**Objective:**
Exactly as written, please set down all of the entries again, with no pictures.

**Data shown:**
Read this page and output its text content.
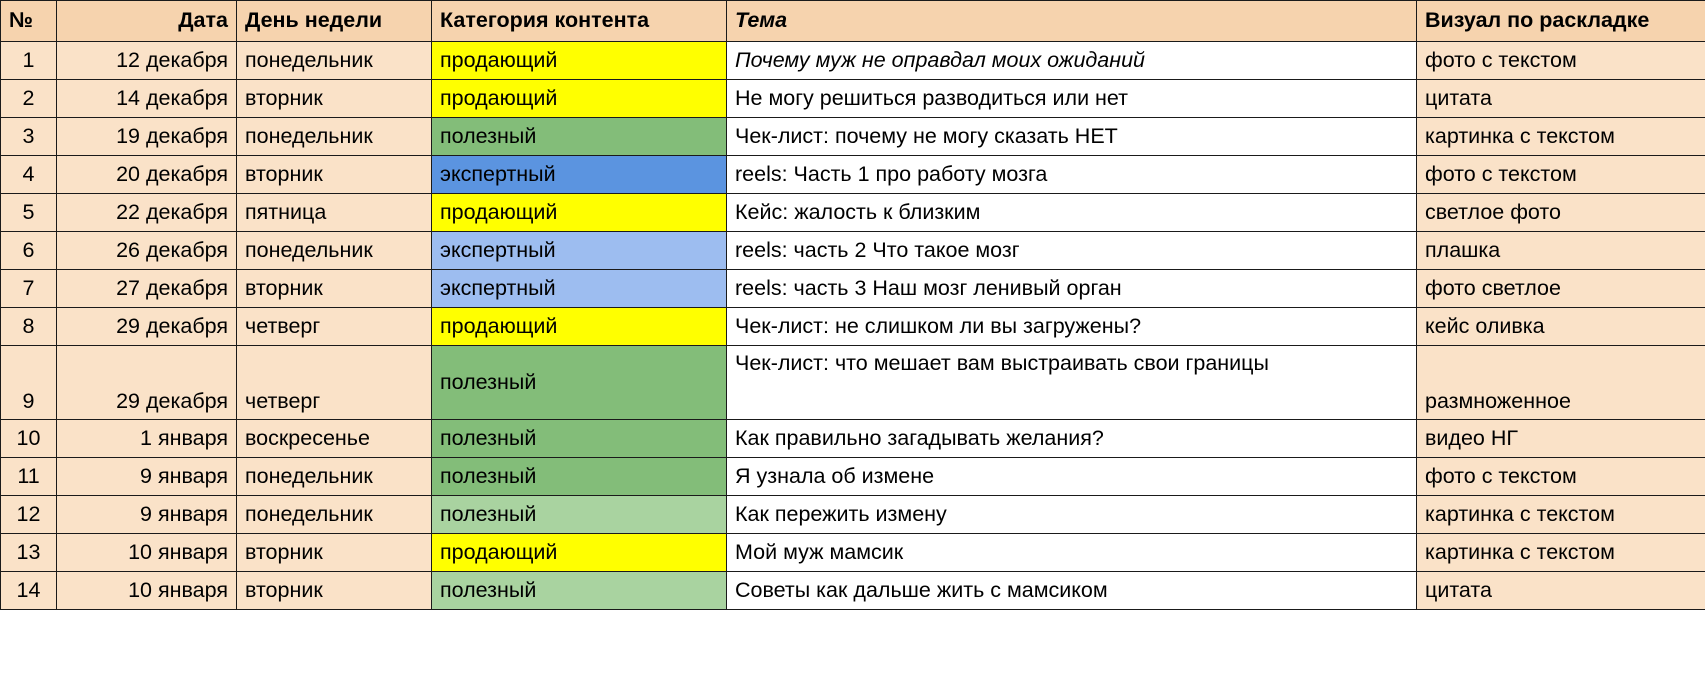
№	Дата	День недели	Категория контента	Тема	Визуал по раскладке
1	12 декабря	понедельник	продающий	Почему муж не оправдал моих ожиданий	фото с текстом
2	14 декабря	вторник	продающий	Не могу решиться разводиться или нет	цитата
3	19 декабря	понедельник	полезный	Чек-лист: почему не могу сказать НЕТ	картинка с текстом
4	20 декабря	вторник	экспертный	reels: Часть 1 про работу мозга	фото с текстом
5	22 декабря	пятница	продающий	Кейс: жалость к близким	светлое фото
6	26 декабря	понедельник	экспертный	reels: часть 2 Что такое мозг	плашка
7	27 декабря	вторник	экспертный	reels: часть 3 Наш мозг ленивый орган	фото светлое
8	29 декабря	четверг	продающий	Чек-лист: не слишком ли вы загружены?	кейс оливка
9	29 декабря	четверг	полезный	Чек-лист: что мешает вам выстраивать свои границы	размноженное
10	1 января	воскресенье	полезный	Как правильно загадывать желания?	видео НГ
11	9 января	понедельник	полезный	Я узнала об измене	фото с текстом
12	9 января	понедельник	полезный	Как пережить измену	картинка с текстом
13	10 января	вторник	продающий	Мой муж мамсик	картинка с текстом
14	10 января	вторник	полезный	Советы как дальше жить с мамсиком	цитата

**Solution for this exercise:**
Read this page and output its text content.
№	Дата	День недели	Категория контента	Тема	Визуал по раскладке
1	12 декабря	понедельник	продающий	Почему муж не оправдал моих ожиданий	фото с текстом
2	14 декабря	вторник	продающий	Не могу решиться разводиться или нет	цитата
3	19 декабря	понедельник	полезный	Чек-лист: почему не могу сказать НЕТ	картинка с текстом
4	20 декабря	вторник	экспертный	reels: Часть 1 про работу мозга	фото с текстом
5	22 декабря	пятница	продающий	Кейс: жалость к близким	светлое фото
6	26 декабря	понедельник	экспертный	reels: часть 2 Что такое мозг	плашка
7	27 декабря	вторник	экспертный	reels: часть 3 Наш мозг ленивый орган	фото светлое
8	29 декабря	четверг	продающий	Чек-лист: не слишком ли вы загружены?	кейс оливка
9	29 декабря	четверг	полезный	Чек-лист: что мешает вам выстраивать свои границы	размноженное
10	1 января	воскресенье	полезный	Как правильно загадывать желания?	видео НГ
11	9 января	понедельник	полезный	Я узнала об измене	фото с текстом
12	9 января	понедельник	полезный	Как пережить измену	картинка с текстом
13	10 января	вторник	продающий	Мой муж мамсик	картинка с текстом
14	10 января	вторник	полезный	Советы как дальше жить с мамсиком	цитата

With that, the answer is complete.